=== Given task ===
Note each line of the listing that contains the string "động", and copy it.

Items from a dataset:
-- start --

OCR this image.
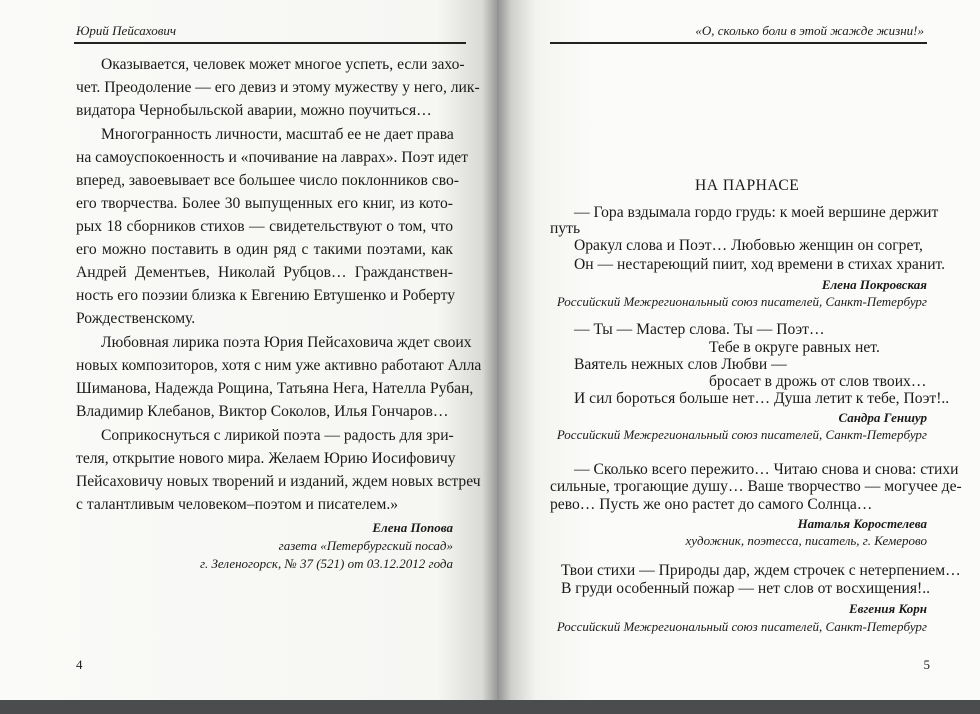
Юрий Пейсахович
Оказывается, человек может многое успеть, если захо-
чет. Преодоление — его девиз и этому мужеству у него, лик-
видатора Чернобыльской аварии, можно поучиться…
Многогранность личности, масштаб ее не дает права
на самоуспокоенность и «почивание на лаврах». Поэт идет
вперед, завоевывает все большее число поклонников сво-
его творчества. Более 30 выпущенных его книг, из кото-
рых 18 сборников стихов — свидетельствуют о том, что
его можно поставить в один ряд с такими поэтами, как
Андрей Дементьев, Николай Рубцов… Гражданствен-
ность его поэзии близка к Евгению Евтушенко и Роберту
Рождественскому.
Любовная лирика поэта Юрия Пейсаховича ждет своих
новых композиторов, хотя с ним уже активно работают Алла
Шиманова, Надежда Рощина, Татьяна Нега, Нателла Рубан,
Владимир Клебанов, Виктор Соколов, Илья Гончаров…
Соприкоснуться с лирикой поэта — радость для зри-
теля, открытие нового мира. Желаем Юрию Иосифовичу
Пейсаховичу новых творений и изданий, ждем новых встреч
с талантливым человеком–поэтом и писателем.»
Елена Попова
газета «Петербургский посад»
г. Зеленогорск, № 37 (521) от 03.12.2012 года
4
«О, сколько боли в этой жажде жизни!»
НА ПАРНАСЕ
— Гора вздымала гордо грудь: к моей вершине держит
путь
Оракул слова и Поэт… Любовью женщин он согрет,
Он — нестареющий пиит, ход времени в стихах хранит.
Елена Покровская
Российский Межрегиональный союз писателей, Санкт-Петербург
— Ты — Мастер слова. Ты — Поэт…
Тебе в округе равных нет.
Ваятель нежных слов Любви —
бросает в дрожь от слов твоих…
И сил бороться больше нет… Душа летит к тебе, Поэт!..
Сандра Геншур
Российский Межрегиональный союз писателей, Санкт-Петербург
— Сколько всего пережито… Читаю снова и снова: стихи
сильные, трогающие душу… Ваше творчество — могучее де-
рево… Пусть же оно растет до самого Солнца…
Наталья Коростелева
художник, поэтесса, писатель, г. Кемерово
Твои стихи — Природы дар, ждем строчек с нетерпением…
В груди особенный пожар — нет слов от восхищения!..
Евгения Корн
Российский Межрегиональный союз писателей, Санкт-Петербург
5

-- end --
-- start --

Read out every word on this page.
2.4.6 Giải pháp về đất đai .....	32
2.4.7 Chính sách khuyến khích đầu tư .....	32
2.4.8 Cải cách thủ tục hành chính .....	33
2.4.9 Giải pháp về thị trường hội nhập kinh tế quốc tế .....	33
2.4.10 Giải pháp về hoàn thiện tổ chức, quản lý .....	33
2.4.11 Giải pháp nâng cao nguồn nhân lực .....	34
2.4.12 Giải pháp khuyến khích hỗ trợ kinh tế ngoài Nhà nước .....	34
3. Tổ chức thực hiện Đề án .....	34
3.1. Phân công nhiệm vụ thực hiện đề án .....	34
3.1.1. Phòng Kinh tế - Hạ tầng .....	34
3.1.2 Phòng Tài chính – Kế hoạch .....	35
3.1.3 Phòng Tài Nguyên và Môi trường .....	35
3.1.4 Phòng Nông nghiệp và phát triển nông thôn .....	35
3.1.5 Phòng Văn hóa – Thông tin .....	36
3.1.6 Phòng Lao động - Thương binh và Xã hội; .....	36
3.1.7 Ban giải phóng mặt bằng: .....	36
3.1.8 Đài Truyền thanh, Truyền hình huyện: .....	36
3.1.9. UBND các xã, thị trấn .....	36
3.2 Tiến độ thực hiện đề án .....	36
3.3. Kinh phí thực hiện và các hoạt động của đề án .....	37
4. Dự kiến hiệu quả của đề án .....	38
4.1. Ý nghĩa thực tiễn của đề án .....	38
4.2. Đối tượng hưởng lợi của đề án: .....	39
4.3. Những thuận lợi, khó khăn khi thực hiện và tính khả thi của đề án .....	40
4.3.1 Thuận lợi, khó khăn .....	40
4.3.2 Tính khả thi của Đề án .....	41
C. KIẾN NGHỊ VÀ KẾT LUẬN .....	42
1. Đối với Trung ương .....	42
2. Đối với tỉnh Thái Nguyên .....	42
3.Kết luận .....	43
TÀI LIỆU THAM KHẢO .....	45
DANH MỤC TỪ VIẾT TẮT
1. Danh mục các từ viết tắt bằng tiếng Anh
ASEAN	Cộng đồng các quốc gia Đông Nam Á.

-- end --

=== Result of the task ===
3.1.6 Phòng Lao động - Thương binh và Xã hội; .....	36
3.3. Kinh phí thực hiện và các hoạt động của đề án .....	37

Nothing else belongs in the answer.